### Work instruction
Set the material down again exactly, line by line, skipping each picture.

### Raw data

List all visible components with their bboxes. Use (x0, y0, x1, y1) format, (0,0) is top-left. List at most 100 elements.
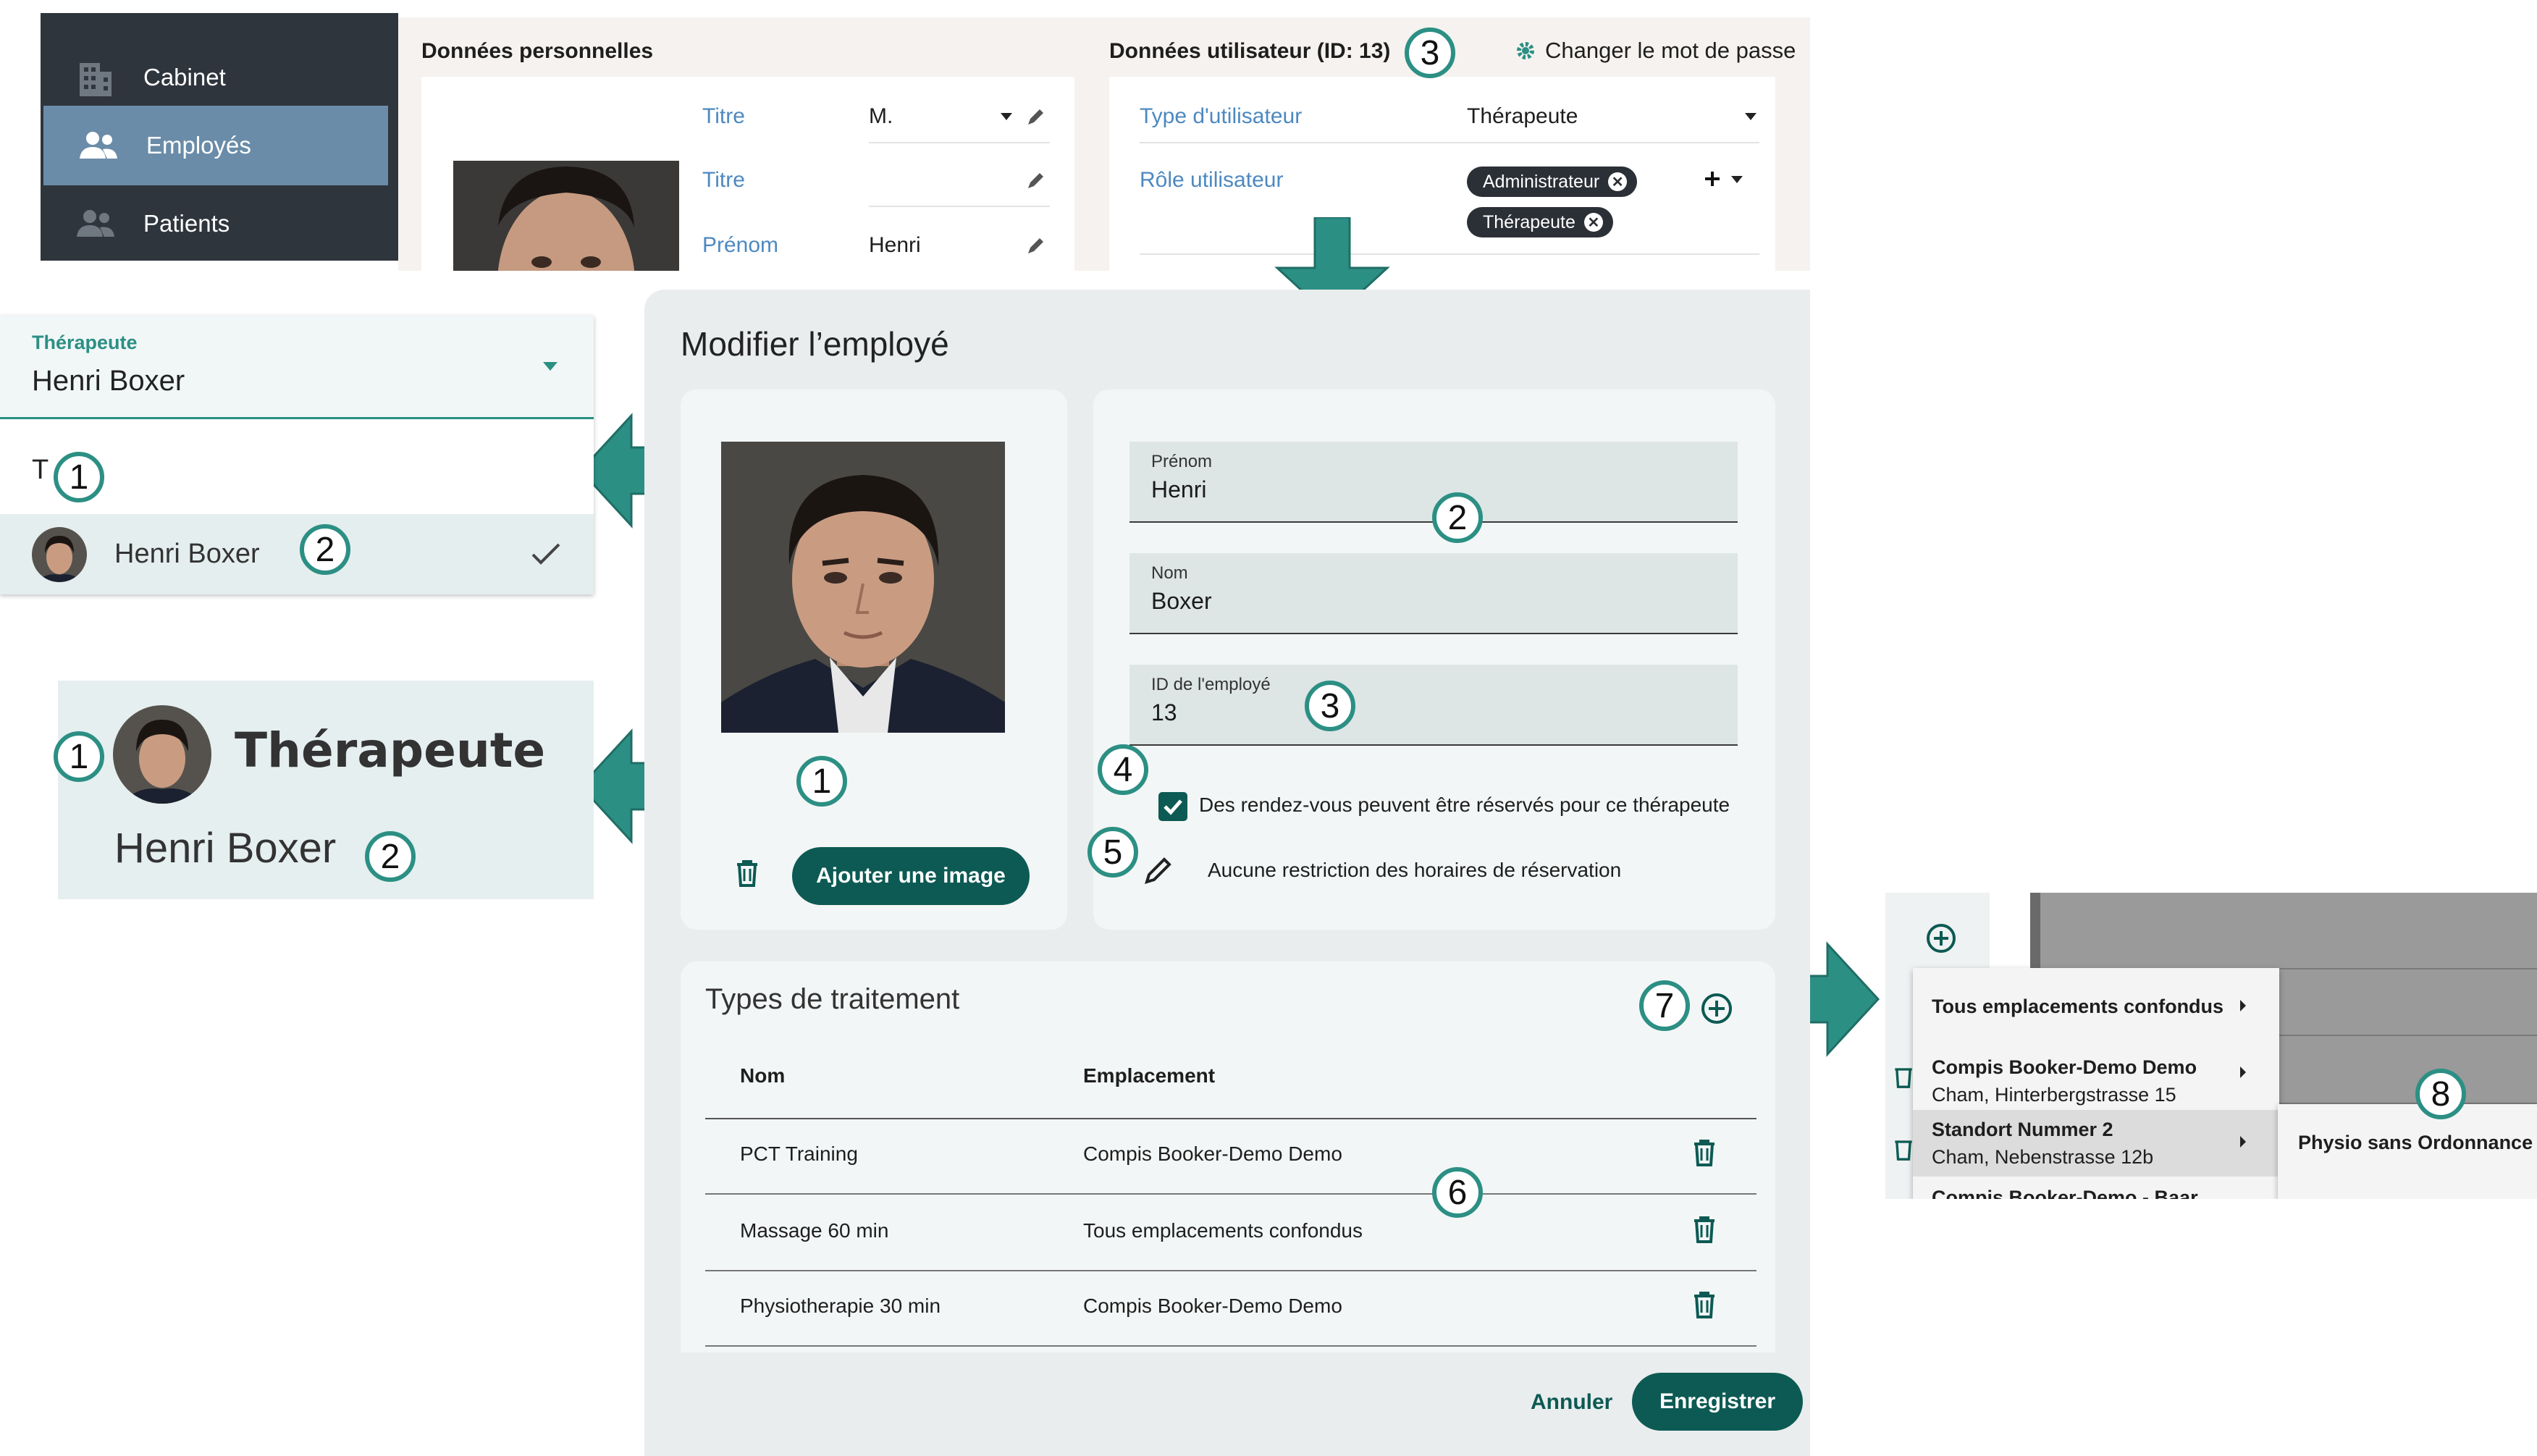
callout-3-dialog: 3 (1305, 681, 1355, 731)
employee-fields-card: Prénom Henri Nom Boxer ID de l'employé 1… (1093, 390, 1775, 930)
treatment-location: Tous emplacements confondus (1083, 1219, 1363, 1242)
users-icon (77, 130, 120, 161)
delete-image-icon[interactable] (734, 859, 760, 888)
column-header-location: Emplacement (1083, 1064, 1216, 1087)
therapist-search-input[interactable]: T (32, 455, 49, 486)
therapist-select-value: Henri Boxer (32, 365, 185, 397)
caret-down-icon[interactable] (1730, 175, 1743, 184)
location-menu-item[interactable]: Compis Booker-Demo - Baar (1913, 1177, 2279, 1199)
restriction-label[interactable]: Aucune restriction des horaires de réser… (1208, 859, 1621, 882)
therapist-header-panel: Thérapeute Henri Boxer (58, 681, 594, 899)
treatment-name: PCT Training (740, 1143, 858, 1165)
location-title: Tous emplacements confondus (1932, 996, 2224, 1017)
field-label-titre-2: Titre (702, 168, 745, 192)
remove-chip-icon[interactable]: ✕ (1583, 213, 1603, 232)
trash-icon[interactable] (1893, 1064, 1914, 1090)
table-divider (705, 1193, 1756, 1195)
treatments-title: Types de traitement (705, 983, 960, 1015)
delete-treatment-icon[interactable] (1691, 1290, 1717, 1319)
role-chip-label: Administrateur (1483, 171, 1600, 192)
sidebar-item-employes[interactable]: Employés (43, 106, 388, 185)
location-menu: Tous emplacements confondus Compis Booke… (1913, 968, 2279, 1199)
remove-chip-icon[interactable]: ✕ (1608, 172, 1628, 191)
last-name-value: Boxer (1151, 588, 1212, 614)
plus-icon[interactable] (1703, 169, 1722, 188)
location-address: Cham, Nebenstrasse 12b (1932, 1146, 2154, 1168)
last-name-label: Nom (1151, 563, 1188, 583)
cancel-button[interactable]: Annuler (1531, 1390, 1612, 1415)
sidebar-item-patients[interactable]: Patients (41, 184, 392, 264)
treatments-card: Types de traitement Nom Emplacement PCT … (681, 961, 1775, 1352)
chevron-right-icon (2240, 1136, 2246, 1148)
bookable-checkbox[interactable] (1158, 792, 1187, 821)
field-label-prenom: Prénom (702, 233, 779, 257)
therapist-option[interactable]: Henri Boxer (0, 514, 594, 594)
callout-1-search: 1 (54, 452, 104, 502)
table-divider (705, 1345, 1756, 1347)
pencil-icon[interactable] (1143, 854, 1174, 886)
field-underline (869, 206, 1050, 207)
employee-photo-small (453, 161, 679, 271)
last-name-field[interactable]: Nom Boxer (1129, 553, 1738, 634)
add-location-icon[interactable] (1924, 922, 1958, 955)
chevron-right-icon (2240, 1066, 2246, 1078)
add-treatment-icon[interactable] (1700, 992, 1733, 1025)
caret-down-icon (543, 362, 558, 371)
bookable-label: Des rendez-vous peuvent être réservés po… (1199, 794, 1730, 816)
delete-treatment-icon[interactable] (1691, 1138, 1717, 1167)
first-name-value: Henri (1151, 476, 1207, 502)
add-image-button[interactable]: Ajouter une image (792, 847, 1030, 905)
location-menu-item-active[interactable]: Standort Nummer 2 Cham, Nebenstrasse 12b (1913, 1110, 2279, 1177)
employee-id-field[interactable]: ID de l'employé 13 (1129, 665, 1738, 746)
patients-icon (74, 208, 117, 240)
callout-4: 4 (1098, 744, 1148, 795)
save-button[interactable]: Enregistrer (1632, 1373, 1803, 1431)
field-value-prenom[interactable]: Henri (869, 233, 921, 258)
trash-icon[interactable] (1893, 1136, 1914, 1162)
treatment-name: Physiotherapie 30 min (740, 1295, 941, 1317)
callout-8: 8 (2415, 1069, 2466, 1119)
pencil-icon[interactable] (1025, 106, 1047, 127)
callout-6: 6 (1432, 1167, 1483, 1218)
callout-1-dialog: 1 (796, 756, 847, 807)
user-type-value[interactable]: Thérapeute (1467, 104, 1578, 129)
avatar (113, 705, 211, 804)
role-chip-therapeute[interactable]: Thérapeute ✕ (1467, 207, 1613, 237)
check-icon (1164, 799, 1182, 815)
field-label-titre: Titre (702, 104, 745, 128)
field-underline (1140, 253, 1759, 255)
caret-down-icon[interactable] (999, 111, 1014, 122)
callout-1-header: 1 (54, 731, 104, 782)
change-password-link[interactable]: Changer le mot de passe (1515, 38, 1796, 64)
personal-data-card: Titre M. Titre Prénom Henri (421, 77, 1074, 271)
role-chip-administrateur[interactable]: Administrateur ✕ (1467, 167, 1638, 197)
callout-2-dialog: 2 (1432, 492, 1483, 543)
location-menu-item[interactable]: Compis Booker-Demo Demo Cham, Hinterberg… (1913, 1043, 2279, 1110)
check-icon (531, 543, 560, 565)
callout-2-option: 2 (300, 524, 350, 575)
treatment-location: Compis Booker-Demo Demo (1083, 1295, 1342, 1317)
gear-icon (1517, 42, 1534, 59)
employee-id-label: ID de l'employé (1151, 675, 1271, 694)
change-password-label: Changer le mot de passe (1545, 38, 1796, 63)
column-header-name: Nom (740, 1064, 786, 1087)
caret-down-icon[interactable] (1743, 111, 1758, 122)
treatment-name: Massage 60 min (740, 1219, 889, 1242)
location-menu-item[interactable]: Tous emplacements confondus (1913, 968, 2279, 1043)
delete-treatment-icon[interactable] (1691, 1215, 1717, 1244)
pencil-icon[interactable] (1025, 235, 1047, 256)
user-type-label: Type d'utilisateur (1140, 104, 1303, 128)
therapist-select[interactable]: Thérapeute Henri Boxer (0, 316, 594, 419)
location-title: Compis Booker-Demo - Baar (1932, 1187, 2198, 1199)
user-data-card: Type d'utilisateur Thérapeute Rôle utili… (1109, 77, 1775, 271)
treatment-option[interactable]: Physio sans Ordonnance (2298, 1132, 2533, 1154)
therapist-option-label: Henri Boxer (114, 539, 260, 569)
location-submenu: Physio sans Ordonnance (2278, 1104, 2537, 1199)
location-title: Standort Nummer 2 (1932, 1119, 2113, 1140)
pencil-icon[interactable] (1025, 169, 1047, 191)
callout-3-top: 3 (1405, 28, 1455, 78)
field-value-titre[interactable]: M. (869, 104, 893, 129)
location-address: Cham, Hinterbergstrasse 15 (1932, 1084, 2176, 1106)
therapist-name: Henri Boxer (114, 825, 337, 872)
callout-7: 7 (1639, 980, 1690, 1031)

### Your solution
List all visible components with their bboxes. Use (x0, y0, x1, y1) format, (0,0) is top-left. List at most 100 elements.
callout-3-dialog: 3 (1305, 681, 1355, 731)
employee-fields-card: Prénom Henri Nom Boxer ID de l'employé 1… (1093, 390, 1775, 930)
treatment-location: Tous emplacements confondus (1083, 1219, 1363, 1242)
users-icon (77, 130, 120, 161)
delete-image-icon[interactable] (734, 859, 760, 888)
column-header-location: Emplacement (1083, 1064, 1216, 1087)
therapist-search-input[interactable]: T (32, 455, 49, 486)
therapist-select-value: Henri Boxer (32, 365, 185, 397)
caret-down-icon[interactable] (1730, 175, 1743, 184)
location-menu-item[interactable]: Compis Booker-Demo - Baar (1913, 1177, 2279, 1199)
restriction-label[interactable]: Aucune restriction des horaires de réser… (1208, 859, 1621, 882)
therapist-header-panel: Thérapeute Henri Boxer (58, 681, 594, 899)
treatment-name: PCT Training (740, 1143, 858, 1165)
location-title: Tous emplacements confondus (1932, 996, 2224, 1017)
field-label-titre-2: Titre (702, 168, 745, 192)
remove-chip-icon[interactable]: ✕ (1583, 213, 1603, 232)
trash-icon[interactable] (1893, 1064, 1914, 1090)
table-divider (705, 1193, 1756, 1195)
treatments-title: Types de traitement (705, 983, 960, 1015)
delete-treatment-icon[interactable] (1691, 1290, 1717, 1319)
role-chip-label: Administrateur (1483, 171, 1600, 192)
sidebar-item-employes[interactable]: Employés (43, 106, 388, 185)
location-menu: Tous emplacements confondus Compis Booke… (1913, 968, 2279, 1199)
remove-chip-icon[interactable]: ✕ (1608, 172, 1628, 191)
last-name-value: Boxer (1151, 588, 1212, 614)
plus-icon[interactable] (1703, 169, 1722, 188)
location-address: Cham, Nebenstrasse 12b (1932, 1146, 2154, 1168)
last-name-label: Nom (1151, 563, 1188, 583)
cancel-button[interactable]: Annuler (1531, 1390, 1612, 1415)
sidebar-item-patients[interactable]: Patients (41, 184, 392, 264)
treatments-card: Types de traitement Nom Emplacement PCT … (681, 961, 1775, 1352)
chevron-right-icon (2240, 1136, 2246, 1148)
bookable-checkbox[interactable] (1158, 792, 1187, 821)
field-label-prenom: Prénom (702, 233, 779, 257)
therapist-option[interactable]: Henri Boxer (0, 514, 594, 594)
callout-1-search: 1 (54, 452, 104, 502)
table-divider (705, 1345, 1756, 1347)
pencil-icon[interactable] (1143, 854, 1174, 886)
field-underline (869, 206, 1050, 207)
employee-photo-small (453, 161, 679, 271)
last-name-field[interactable]: Nom Boxer (1129, 553, 1738, 634)
add-location-icon[interactable] (1924, 922, 1958, 955)
chevron-right-icon (2240, 1066, 2246, 1078)
add-treatment-icon[interactable] (1700, 992, 1733, 1025)
caret-down-icon (543, 362, 558, 371)
bookable-label: Des rendez-vous peuvent être réservés po… (1199, 794, 1730, 816)
delete-treatment-icon[interactable] (1691, 1138, 1717, 1167)
first-name-value: Henri (1151, 476, 1207, 502)
add-image-button[interactable]: Ajouter une image (792, 847, 1030, 905)
location-menu-item-active[interactable]: Standort Nummer 2 Cham, Nebenstrasse 12b (1913, 1110, 2279, 1177)
employee-id-field[interactable]: ID de l'employé 13 (1129, 665, 1738, 746)
patients-icon (74, 208, 117, 240)
callout-4: 4 (1098, 744, 1148, 795)
save-button[interactable]: Enregistrer (1632, 1373, 1803, 1431)
field-value-prenom[interactable]: Henri (869, 233, 921, 258)
trash-icon[interactable] (1893, 1136, 1914, 1162)
treatment-name: Physiotherapie 30 min (740, 1295, 941, 1317)
callout-8: 8 (2415, 1069, 2466, 1119)
pencil-icon[interactable] (1025, 106, 1047, 127)
callout-6: 6 (1432, 1167, 1483, 1218)
callout-1-dialog: 1 (796, 756, 847, 807)
user-type-value[interactable]: Thérapeute (1467, 104, 1578, 129)
avatar (113, 705, 211, 804)
role-chip-therapeute[interactable]: Thérapeute ✕ (1467, 207, 1613, 237)
check-icon (1164, 799, 1182, 815)
field-label-titre: Titre (702, 104, 745, 128)
field-underline (1140, 253, 1759, 255)
caret-down-icon[interactable] (999, 111, 1014, 122)
callout-1-header: 1 (54, 731, 104, 782)
change-password-link[interactable]: Changer le mot de passe (1515, 38, 1796, 64)
personal-data-card: Titre M. Titre Prénom Henri (421, 77, 1074, 271)
role-chip-administrateur[interactable]: Administrateur ✕ (1467, 167, 1638, 197)
callout-2-dialog: 2 (1432, 492, 1483, 543)
location-menu-item[interactable]: Compis Booker-Demo Demo Cham, Hinterberg… (1913, 1043, 2279, 1110)
check-icon (531, 543, 560, 565)
callout-2-option: 2 (300, 524, 350, 575)
treatment-location: Compis Booker-Demo Demo (1083, 1295, 1342, 1317)
gear-icon (1517, 42, 1534, 59)
employee-id-label: ID de l'employé (1151, 675, 1271, 694)
change-password-label: Changer le mot de passe (1545, 38, 1796, 63)
column-header-name: Nom (740, 1064, 786, 1087)
caret-down-icon[interactable] (1743, 111, 1758, 122)
treatment-name: Massage 60 min (740, 1219, 889, 1242)
location-menu-item[interactable]: Tous emplacements confondus (1913, 968, 2279, 1043)
delete-treatment-icon[interactable] (1691, 1215, 1717, 1244)
pencil-icon[interactable] (1025, 235, 1047, 256)
user-type-label: Type d'utilisateur (1140, 104, 1303, 128)
therapist-select[interactable]: Thérapeute Henri Boxer (0, 316, 594, 419)
location-title: Compis Booker-Demo - Baar (1932, 1187, 2198, 1199)
user-data-card: Type d'utilisateur Thérapeute Rôle utili… (1109, 77, 1775, 271)
treatment-option[interactable]: Physio sans Ordonnance (2298, 1132, 2533, 1154)
therapist-option-label: Henri Boxer (114, 539, 260, 569)
location-submenu: Physio sans Ordonnance (2278, 1104, 2537, 1199)
location-title: Standort Nummer 2 (1932, 1119, 2113, 1140)
pencil-icon[interactable] (1025, 169, 1047, 191)
callout-3-top: 3 (1405, 28, 1455, 78)
field-value-titre[interactable]: M. (869, 104, 893, 129)
location-address: Cham, Hinterbergstrasse 15 (1932, 1084, 2176, 1106)
therapist-name: Henri Boxer (114, 825, 337, 872)
callout-7: 7 (1639, 980, 1690, 1031)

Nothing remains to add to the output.